Your objective: Return every record exactly as written.

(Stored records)

▽

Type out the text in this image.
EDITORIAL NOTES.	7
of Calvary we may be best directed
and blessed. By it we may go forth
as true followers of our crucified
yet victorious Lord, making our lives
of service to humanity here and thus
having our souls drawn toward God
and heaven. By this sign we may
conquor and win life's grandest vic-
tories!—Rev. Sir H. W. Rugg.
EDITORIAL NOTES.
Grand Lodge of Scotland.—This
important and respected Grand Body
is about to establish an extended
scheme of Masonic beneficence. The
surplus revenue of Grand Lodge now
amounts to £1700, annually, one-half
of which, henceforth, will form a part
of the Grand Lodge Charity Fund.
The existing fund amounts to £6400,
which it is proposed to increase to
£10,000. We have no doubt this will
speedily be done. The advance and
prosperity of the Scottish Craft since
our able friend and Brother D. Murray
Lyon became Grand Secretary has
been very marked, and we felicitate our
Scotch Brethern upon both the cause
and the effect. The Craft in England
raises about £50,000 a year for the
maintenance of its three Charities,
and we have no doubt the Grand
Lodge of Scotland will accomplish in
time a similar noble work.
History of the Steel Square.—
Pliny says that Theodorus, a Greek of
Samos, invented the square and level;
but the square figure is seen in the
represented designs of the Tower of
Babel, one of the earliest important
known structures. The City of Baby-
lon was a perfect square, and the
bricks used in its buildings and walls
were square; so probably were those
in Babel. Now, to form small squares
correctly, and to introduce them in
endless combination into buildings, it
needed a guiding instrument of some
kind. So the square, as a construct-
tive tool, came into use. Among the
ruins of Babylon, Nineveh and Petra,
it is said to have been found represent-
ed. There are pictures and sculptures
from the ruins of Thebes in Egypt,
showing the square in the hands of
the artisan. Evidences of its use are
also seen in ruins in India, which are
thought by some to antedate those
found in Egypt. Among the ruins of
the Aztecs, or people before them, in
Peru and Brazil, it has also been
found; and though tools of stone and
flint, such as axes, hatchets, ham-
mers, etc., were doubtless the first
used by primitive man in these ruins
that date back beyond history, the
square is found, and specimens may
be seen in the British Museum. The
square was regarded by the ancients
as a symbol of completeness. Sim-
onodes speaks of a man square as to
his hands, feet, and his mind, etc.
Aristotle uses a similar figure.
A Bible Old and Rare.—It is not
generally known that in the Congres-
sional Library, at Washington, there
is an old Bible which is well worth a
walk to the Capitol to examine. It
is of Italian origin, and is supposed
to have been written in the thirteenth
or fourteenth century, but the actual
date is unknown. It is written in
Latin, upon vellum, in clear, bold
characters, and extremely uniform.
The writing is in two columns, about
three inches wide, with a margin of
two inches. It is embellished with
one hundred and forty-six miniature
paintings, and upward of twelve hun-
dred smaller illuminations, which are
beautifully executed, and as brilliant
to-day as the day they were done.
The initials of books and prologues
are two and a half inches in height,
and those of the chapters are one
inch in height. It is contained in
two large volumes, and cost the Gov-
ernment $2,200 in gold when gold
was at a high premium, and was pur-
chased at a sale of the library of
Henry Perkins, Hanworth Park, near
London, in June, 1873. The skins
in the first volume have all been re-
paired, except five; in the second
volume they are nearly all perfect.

△

Result:
Type out the text in this image.
EDITORIAL NOTES.	7
of Calvary we may be best directed
and blessed. By it we may go forth
as true followers of our crucified
yet victorious Lord, making our lives
of service to humanity here and thus
having our souls drawn toward God
and heaven. By this sign we may
conquor and win life's grandest vic-
tories!—Rev. Sir H. W. Rugg.
EDITORIAL NOTES.
Grand Lodge of Scotland.—This
important and respected Grand Body
is about to establish an extended
scheme of Masonic beneficence. The
surplus revenue of Grand Lodge now
amounts to £1700, annually, one-half
of which, henceforth, will form a part
of the Grand Lodge Charity Fund.
The existing fund amounts to £6400,
which it is proposed to increase to
£10,000. We have no doubt this will
speedily be done. The advance and
prosperity of the Scottish Craft since
our able friend and Brother D. Murray
Lyon became Grand Secretary has
been very marked, and we felicitate our
Scotch Brethern upon both the cause
and the effect. The Craft in England
raises about £50,000 a year for the
maintenance of its three Charities,
and we have no doubt the Grand
Lodge of Scotland will accomplish in
time a similar noble work.
History of the Steel Square.—
Pliny says that Theodorus, a Greek of
Samos, invented the square and level;
but the square figure is seen in the
represented designs of the Tower of
Babel, one of the earliest important
known structures. The City of Baby-
lon was a perfect square, and the
bricks used in its buildings and walls
were square; so probably were those
in Babel. Now, to form small squares
correctly, and to introduce them in
endless combination into buildings, it
needed a guiding instrument of some
kind. So the square, as a construct-
tive tool, came into use. Among the
ruins of Babylon, Nineveh and Petra,
it is said to have been found represent-
ed. There are pictures and sculptures
from the ruins of Thebes in Egypt,
showing the square in the hands of
the artisan. Evidences of its use are
also seen in ruins in India, which are
thought by some to antedate those
found in Egypt. Among the ruins of
the Aztecs, or people before them, in
Peru and Brazil, it has also been
found; and though tools of stone and
flint, such as axes, hatchets, ham-
mers, etc., were doubtless the first
used by primitive man in these ruins
that date back beyond history, the
square is found, and specimens may
be seen in the British Museum. The
square was regarded by the ancients
as a symbol of completeness. Sim-
onodes speaks of a man square as to
his hands, feet, and his mind, etc.
Aristotle uses a similar figure.
A Bible Old and Rare.—It is not
generally known that in the Congres-
sional Library, at Washington, there
is an old Bible which is well worth a
walk to the Capitol to examine. It
is of Italian origin, and is supposed
to have been written in the thirteenth
or fourteenth century, but the actual
date is unknown. It is written in
Latin, upon vellum, in clear, bold
characters, and extremely uniform.
The writing is in two columns, about
three inches wide, with a margin of
two inches. It is embellished with
one hundred and forty-six miniature
paintings, and upward of twelve hun-
dred smaller illuminations, which are
beautifully executed, and as brilliant
to-day as the day they were done.
The initials of books and prologues
are two and a half inches in height,
and those of the chapters are one
inch in height. It is contained in
two large volumes, and cost the Gov-
ernment $2,200 in gold when gold
was at a high premium, and was pur-
chased at a sale of the library of
Henry Perkins, Hanworth Park, near
London, in June, 1873. The skins
in the first volume have all been re-
paired, except five; in the second
volume they are nearly all perfect.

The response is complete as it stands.